## What is expected
Output the data that follows exactly, line for line.

## Data section
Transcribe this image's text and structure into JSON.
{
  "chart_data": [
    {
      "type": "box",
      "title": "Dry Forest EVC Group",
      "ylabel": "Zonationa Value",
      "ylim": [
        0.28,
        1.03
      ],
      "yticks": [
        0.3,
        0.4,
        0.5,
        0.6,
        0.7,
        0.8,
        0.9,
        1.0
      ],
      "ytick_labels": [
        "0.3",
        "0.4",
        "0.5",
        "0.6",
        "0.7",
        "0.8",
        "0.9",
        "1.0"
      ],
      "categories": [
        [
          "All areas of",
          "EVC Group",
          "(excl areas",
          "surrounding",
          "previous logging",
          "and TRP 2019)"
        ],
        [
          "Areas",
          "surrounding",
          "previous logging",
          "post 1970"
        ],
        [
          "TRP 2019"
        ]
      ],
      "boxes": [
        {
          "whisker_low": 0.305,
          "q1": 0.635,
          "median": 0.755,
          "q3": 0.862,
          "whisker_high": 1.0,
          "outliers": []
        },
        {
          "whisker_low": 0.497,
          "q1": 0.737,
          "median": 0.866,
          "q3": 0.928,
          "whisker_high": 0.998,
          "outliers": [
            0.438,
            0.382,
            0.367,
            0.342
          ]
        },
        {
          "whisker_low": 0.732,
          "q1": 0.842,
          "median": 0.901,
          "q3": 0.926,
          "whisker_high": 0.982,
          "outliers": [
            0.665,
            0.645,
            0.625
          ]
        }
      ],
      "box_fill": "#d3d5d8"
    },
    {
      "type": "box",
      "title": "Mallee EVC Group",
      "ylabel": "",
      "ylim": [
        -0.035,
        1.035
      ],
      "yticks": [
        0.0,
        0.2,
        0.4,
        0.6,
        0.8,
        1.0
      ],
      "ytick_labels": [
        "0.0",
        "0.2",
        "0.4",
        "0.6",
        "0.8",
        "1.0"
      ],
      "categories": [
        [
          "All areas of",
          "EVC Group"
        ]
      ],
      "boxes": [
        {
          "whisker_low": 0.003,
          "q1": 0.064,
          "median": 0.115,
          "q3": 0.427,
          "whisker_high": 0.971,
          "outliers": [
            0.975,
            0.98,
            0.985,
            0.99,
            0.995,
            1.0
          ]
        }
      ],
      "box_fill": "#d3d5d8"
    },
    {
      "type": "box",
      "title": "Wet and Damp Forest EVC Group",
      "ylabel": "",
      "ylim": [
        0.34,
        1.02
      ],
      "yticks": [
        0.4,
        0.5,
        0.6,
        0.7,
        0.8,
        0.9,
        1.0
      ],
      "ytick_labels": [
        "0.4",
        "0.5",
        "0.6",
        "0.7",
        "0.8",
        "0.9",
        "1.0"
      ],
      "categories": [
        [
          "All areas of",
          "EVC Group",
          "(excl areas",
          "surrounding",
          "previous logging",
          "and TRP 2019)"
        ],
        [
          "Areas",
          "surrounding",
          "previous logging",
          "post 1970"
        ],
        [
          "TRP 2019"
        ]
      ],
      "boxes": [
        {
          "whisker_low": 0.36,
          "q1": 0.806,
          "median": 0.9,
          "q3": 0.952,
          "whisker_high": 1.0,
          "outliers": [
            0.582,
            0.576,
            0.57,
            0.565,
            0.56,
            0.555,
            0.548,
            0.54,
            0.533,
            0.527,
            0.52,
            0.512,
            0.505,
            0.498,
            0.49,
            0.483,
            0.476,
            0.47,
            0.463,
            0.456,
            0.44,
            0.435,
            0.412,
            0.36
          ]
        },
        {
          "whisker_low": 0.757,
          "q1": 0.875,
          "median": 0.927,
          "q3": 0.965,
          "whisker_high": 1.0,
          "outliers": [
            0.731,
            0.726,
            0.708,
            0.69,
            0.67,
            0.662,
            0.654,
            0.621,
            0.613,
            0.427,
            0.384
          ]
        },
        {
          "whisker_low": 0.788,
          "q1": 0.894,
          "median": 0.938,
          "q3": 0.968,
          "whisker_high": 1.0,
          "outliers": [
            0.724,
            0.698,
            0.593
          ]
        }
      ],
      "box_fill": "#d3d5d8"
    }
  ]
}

## Complete output
Transcribe this image's text and structure into JSON.
{
  "chart_data": [
    {
      "type": "box",
      "title": "Dry Forest EVC Group",
      "ylabel": "Zonationa Value",
      "ylim": [
        0.28,
        1.03
      ],
      "yticks": [
        0.3,
        0.4,
        0.5,
        0.6,
        0.7,
        0.8,
        0.9,
        1.0
      ],
      "ytick_labels": [
        "0.3",
        "0.4",
        "0.5",
        "0.6",
        "0.7",
        "0.8",
        "0.9",
        "1.0"
      ],
      "categories": [
        [
          "All areas of",
          "EVC Group",
          "(excl areas",
          "surrounding",
          "previous logging",
          "and TRP 2019)"
        ],
        [
          "Areas",
          "surrounding",
          "previous logging",
          "post 1970"
        ],
        [
          "TRP 2019"
        ]
      ],
      "boxes": [
        {
          "whisker_low": 0.305,
          "q1": 0.635,
          "median": 0.755,
          "q3": 0.862,
          "whisker_high": 1.0,
          "outliers": []
        },
        {
          "whisker_low": 0.497,
          "q1": 0.737,
          "median": 0.866,
          "q3": 0.928,
          "whisker_high": 0.998,
          "outliers": [
            0.438,
            0.382,
            0.367,
            0.342
          ]
        },
        {
          "whisker_low": 0.732,
          "q1": 0.842,
          "median": 0.901,
          "q3": 0.926,
          "whisker_high": 0.982,
          "outliers": [
            0.665,
            0.645,
            0.625
          ]
        }
      ],
      "box_fill": "#d3d5d8"
    },
    {
      "type": "box",
      "title": "Mallee EVC Group",
      "ylabel": "",
      "ylim": [
        -0.035,
        1.035
      ],
      "yticks": [
        0.0,
        0.2,
        0.4,
        0.6,
        0.8,
        1.0
      ],
      "ytick_labels": [
        "0.0",
        "0.2",
        "0.4",
        "0.6",
        "0.8",
        "1.0"
      ],
      "categories": [
        [
          "All areas of",
          "EVC Group"
        ]
      ],
      "boxes": [
        {
          "whisker_low": 0.003,
          "q1": 0.064,
          "median": 0.115,
          "q3": 0.427,
          "whisker_high": 0.971,
          "outliers": [
            0.975,
            0.98,
            0.985,
            0.99,
            0.995,
            1.0
          ]
        }
      ],
      "box_fill": "#d3d5d8"
    },
    {
      "type": "box",
      "title": "Wet and Damp Forest EVC Group",
      "ylabel": "",
      "ylim": [
        0.34,
        1.02
      ],
      "yticks": [
        0.4,
        0.5,
        0.6,
        0.7,
        0.8,
        0.9,
        1.0
      ],
      "ytick_labels": [
        "0.4",
        "0.5",
        "0.6",
        "0.7",
        "0.8",
        "0.9",
        "1.0"
      ],
      "categories": [
        [
          "All areas of",
          "EVC Group",
          "(excl areas",
          "surrounding",
          "previous logging",
          "and TRP 2019)"
        ],
        [
          "Areas",
          "surrounding",
          "previous logging",
          "post 1970"
        ],
        [
          "TRP 2019"
        ]
      ],
      "boxes": [
        {
          "whisker_low": 0.36,
          "q1": 0.806,
          "median": 0.9,
          "q3": 0.952,
          "whisker_high": 1.0,
          "outliers": [
            0.582,
            0.576,
            0.57,
            0.565,
            0.56,
            0.555,
            0.548,
            0.54,
            0.533,
            0.527,
            0.52,
            0.512,
            0.505,
            0.498,
            0.49,
            0.483,
            0.476,
            0.47,
            0.463,
            0.456,
            0.44,
            0.435,
            0.412,
            0.36
          ]
        },
        {
          "whisker_low": 0.757,
          "q1": 0.875,
          "median": 0.927,
          "q3": 0.965,
          "whisker_high": 1.0,
          "outliers": [
            0.731,
            0.726,
            0.708,
            0.69,
            0.67,
            0.662,
            0.654,
            0.621,
            0.613,
            0.427,
            0.384
          ]
        },
        {
          "whisker_low": 0.788,
          "q1": 0.894,
          "median": 0.938,
          "q3": 0.968,
          "whisker_high": 1.0,
          "outliers": [
            0.724,
            0.698,
            0.593
          ]
        }
      ],
      "box_fill": "#d3d5d8"
    }
  ]
}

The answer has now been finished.